(DIRECTIVE): Count the lines of the records that contain the string "elements". Reply with the number alone.

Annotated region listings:
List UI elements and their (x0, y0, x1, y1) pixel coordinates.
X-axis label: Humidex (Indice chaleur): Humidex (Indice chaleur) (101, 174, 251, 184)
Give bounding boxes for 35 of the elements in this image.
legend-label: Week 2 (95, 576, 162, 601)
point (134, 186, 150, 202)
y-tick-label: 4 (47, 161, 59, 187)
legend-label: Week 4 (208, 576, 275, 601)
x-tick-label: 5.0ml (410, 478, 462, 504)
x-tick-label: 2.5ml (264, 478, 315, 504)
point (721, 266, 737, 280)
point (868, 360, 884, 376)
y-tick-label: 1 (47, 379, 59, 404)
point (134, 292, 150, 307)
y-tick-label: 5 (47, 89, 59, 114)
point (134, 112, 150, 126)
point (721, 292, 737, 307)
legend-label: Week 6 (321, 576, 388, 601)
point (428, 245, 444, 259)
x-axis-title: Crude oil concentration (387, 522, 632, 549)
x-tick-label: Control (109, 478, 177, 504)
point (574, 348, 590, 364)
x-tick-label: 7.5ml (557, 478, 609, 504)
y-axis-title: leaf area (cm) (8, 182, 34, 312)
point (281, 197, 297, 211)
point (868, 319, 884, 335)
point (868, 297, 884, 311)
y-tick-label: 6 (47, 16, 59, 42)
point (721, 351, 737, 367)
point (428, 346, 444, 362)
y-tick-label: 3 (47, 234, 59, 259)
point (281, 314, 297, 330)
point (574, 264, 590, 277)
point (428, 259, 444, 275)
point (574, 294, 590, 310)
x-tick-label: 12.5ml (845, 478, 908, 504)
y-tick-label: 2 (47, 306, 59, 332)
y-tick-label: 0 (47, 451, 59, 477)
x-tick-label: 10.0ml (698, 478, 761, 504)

(WORKED ANSWER): 2